◆ Task goal
Please write out the material below exactly as given.

___

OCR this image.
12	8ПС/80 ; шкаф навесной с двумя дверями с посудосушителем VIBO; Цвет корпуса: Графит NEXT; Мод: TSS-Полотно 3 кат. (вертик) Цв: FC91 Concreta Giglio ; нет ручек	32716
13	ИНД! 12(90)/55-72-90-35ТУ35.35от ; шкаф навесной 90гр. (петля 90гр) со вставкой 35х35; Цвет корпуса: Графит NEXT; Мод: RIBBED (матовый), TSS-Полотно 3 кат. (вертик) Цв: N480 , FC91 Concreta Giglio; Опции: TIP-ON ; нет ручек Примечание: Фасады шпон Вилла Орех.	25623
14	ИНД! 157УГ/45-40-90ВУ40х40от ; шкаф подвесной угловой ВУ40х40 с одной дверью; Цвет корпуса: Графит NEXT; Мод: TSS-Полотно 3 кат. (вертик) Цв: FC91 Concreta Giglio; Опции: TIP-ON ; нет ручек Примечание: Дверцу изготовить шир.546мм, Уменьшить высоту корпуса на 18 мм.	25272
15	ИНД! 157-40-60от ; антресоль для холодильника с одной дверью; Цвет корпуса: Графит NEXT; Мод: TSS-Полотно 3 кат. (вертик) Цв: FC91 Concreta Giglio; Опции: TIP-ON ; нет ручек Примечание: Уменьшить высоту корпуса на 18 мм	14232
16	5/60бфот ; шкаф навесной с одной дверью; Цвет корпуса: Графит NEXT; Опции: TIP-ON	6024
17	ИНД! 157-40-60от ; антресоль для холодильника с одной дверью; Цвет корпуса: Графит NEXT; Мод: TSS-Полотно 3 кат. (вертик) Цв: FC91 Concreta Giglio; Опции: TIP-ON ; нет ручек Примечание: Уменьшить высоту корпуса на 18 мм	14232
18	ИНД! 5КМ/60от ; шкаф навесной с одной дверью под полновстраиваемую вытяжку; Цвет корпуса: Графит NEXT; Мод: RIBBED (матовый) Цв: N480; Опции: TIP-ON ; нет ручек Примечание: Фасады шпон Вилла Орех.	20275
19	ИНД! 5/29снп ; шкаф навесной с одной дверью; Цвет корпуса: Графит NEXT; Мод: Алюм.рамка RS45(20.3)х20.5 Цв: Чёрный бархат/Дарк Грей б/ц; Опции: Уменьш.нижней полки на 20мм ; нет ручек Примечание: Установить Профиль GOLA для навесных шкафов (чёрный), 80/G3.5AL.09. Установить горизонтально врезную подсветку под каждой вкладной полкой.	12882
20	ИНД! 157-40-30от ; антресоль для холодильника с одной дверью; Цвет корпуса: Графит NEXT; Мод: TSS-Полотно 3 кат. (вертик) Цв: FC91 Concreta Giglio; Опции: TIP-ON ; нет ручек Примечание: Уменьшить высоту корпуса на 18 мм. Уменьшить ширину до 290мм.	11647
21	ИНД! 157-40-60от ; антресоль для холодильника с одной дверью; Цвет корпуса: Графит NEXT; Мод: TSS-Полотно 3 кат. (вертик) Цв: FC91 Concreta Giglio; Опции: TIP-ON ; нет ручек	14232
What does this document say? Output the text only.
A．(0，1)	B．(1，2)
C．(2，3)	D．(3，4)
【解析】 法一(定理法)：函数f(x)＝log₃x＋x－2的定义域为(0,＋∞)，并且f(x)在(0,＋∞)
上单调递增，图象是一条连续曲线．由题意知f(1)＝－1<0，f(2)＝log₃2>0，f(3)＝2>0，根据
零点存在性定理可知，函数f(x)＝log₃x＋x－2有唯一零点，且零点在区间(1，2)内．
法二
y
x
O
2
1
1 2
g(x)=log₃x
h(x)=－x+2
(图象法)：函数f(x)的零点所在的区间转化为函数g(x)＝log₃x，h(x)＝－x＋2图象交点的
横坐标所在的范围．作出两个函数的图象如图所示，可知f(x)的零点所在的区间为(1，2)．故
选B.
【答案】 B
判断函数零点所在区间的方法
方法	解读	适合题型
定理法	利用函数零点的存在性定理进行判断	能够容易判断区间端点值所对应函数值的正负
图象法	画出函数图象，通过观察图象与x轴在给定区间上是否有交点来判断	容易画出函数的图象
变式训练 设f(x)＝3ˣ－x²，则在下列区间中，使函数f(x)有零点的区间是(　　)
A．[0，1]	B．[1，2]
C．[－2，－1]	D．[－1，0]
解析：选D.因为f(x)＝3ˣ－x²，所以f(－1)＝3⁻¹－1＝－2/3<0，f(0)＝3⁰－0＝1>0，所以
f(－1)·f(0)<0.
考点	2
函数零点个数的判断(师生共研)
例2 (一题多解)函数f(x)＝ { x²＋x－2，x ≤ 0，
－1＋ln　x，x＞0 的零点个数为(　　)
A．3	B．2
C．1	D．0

___

◆ Worked solution
OCR this image.
12	8ПС/80 ; шкаф навесной с двумя дверями с посудосушителем VIBO; Цвет корпуса: Графит NEXT; Мод: TSS-Полотно 3 кат. (вертик) Цв: FC91 Concreta Giglio ; нет ручек	32716
13	ИНД! 12(90)/55-72-90-35ТУ35.35от ; шкаф навесной 90гр. (петля 90гр) со вставкой 35х35; Цвет корпуса: Графит NEXT; Мод: RIBBED (матовый), TSS-Полотно 3 кат. (вертик) Цв: N480 , FC91 Concreta Giglio; Опции: TIP-ON ; нет ручек Примечание: Фасады шпон Вилла Орех.	25623
14	ИНД! 157УГ/45-40-90ВУ40х40от ; шкаф подвесной угловой ВУ40х40 с одной дверью; Цвет корпуса: Графит NEXT; Мод: TSS-Полотно 3 кат. (вертик) Цв: FC91 Concreta Giglio; Опции: TIP-ON ; нет ручек Примечание: Дверцу изготовить шир.546мм, Уменьшить высоту корпуса на 18 мм.	25272
15	ИНД! 157-40-60от ; антресоль для холодильника с одной дверью; Цвет корпуса: Графит NEXT; Мод: TSS-Полотно 3 кат. (вертик) Цв: FC91 Concreta Giglio; Опции: TIP-ON ; нет ручек Примечание: Уменьшить высоту корпуса на 18 мм	14232
16	5/60бфот ; шкаф навесной с одной дверью; Цвет корпуса: Графит NEXT; Опции: TIP-ON	6024
17	ИНД! 157-40-60от ; антресоль для холодильника с одной дверью; Цвет корпуса: Графит NEXT; Мод: TSS-Полотно 3 кат. (вертик) Цв: FC91 Concreta Giglio; Опции: TIP-ON ; нет ручек Примечание: Уменьшить высоту корпуса на 18 мм	14232
18	ИНД! 5КМ/60от ; шкаф навесной с одной дверью под полновстраиваемую вытяжку; Цвет корпуса: Графит NEXT; Мод: RIBBED (матовый) Цв: N480; Опции: TIP-ON ; нет ручек Примечание: Фасады шпон Вилла Орех.	20275
19	ИНД! 5/29снп ; шкаф навесной с одной дверью; Цвет корпуса: Графит NEXT; Мод: Алюм.рамка RS45(20.3)х20.5 Цв: Чёрный бархат/Дарк Грей б/ц; Опции: Уменьш.нижней полки на 20мм ; нет ручек Примечание: Установить Профиль GOLA для навесных шкафов (чёрный), 80/G3.5AL.09. Установить горизонтально врезную подсветку под каждой вкладной полкой.	12882
20	ИНД! 157-40-30от ; антресоль для холодильника с одной дверью; Цвет корпуса: Графит NEXT; Мод: TSS-Полотно 3 кат. (вертик) Цв: FC91 Concreta Giglio; Опции: TIP-ON ; нет ручек Примечание: Уменьшить высоту корпуса на 18 мм. Уменьшить ширину до 290мм.	11647
21	ИНД! 157-40-60от ; антресоль для холодильника с одной дверью; Цвет корпуса: Графит NEXT; Мод: TSS-Полотно 3 кат. (вертик) Цв: FC91 Concreta Giglio; Опции: TIP-ON ; нет ручек	14232
What does this document say? Output the text only.
A．(0，1)	B．(1，2)
C．(2，3)	D．(3，4)
【解析】 法一(定理法)：函数f(x)＝log₃x＋x－2的定义域为(0,＋∞)，并且f(x)在(0,＋∞)
上单调递增，图象是一条连续曲线．由题意知f(1)＝－1<0，f(2)＝log₃2>0，f(3)＝2>0，根据
零点存在性定理可知，函数f(x)＝log₃x＋x－2有唯一零点，且零点在区间(1，2)内．
法二
y
x
O
2
1
1 2
g(x)=log₃x
h(x)=－x+2
(图象法)：函数f(x)的零点所在的区间转化为函数g(x)＝log₃x，h(x)＝－x＋2图象交点的
横坐标所在的范围．作出两个函数的图象如图所示，可知f(x)的零点所在的区间为(1，2)．故
选B.
【答案】 B
判断函数零点所在区间的方法
方法	解读	适合题型
定理法	利用函数零点的存在性定理进行判断	能够容易判断区间端点值所对应函数值的正负
图象法	画出函数图象，通过观察图象与x轴在给定区间上是否有交点来判断	容易画出函数的图象
变式训练 设f(x)＝3ˣ－x²，则在下列区间中，使函数f(x)有零点的区间是(　　)
A．[0，1]	B．[1，2]
C．[－2，－1]	D．[－1，0]
解析：选D.因为f(x)＝3ˣ－x²，所以f(－1)＝3⁻¹－1＝－2/3<0，f(0)＝3⁰－0＝1>0，所以
f(－1)·f(0)<0.
考点	2
函数零点个数的判断(师生共研)
例2 (一题多解)函数f(x)＝ { x²＋x－2，x ≤ 0，
－1＋ln　x，x＞0 的零点个数为(　　)
A．3	B．2
C．1	D．0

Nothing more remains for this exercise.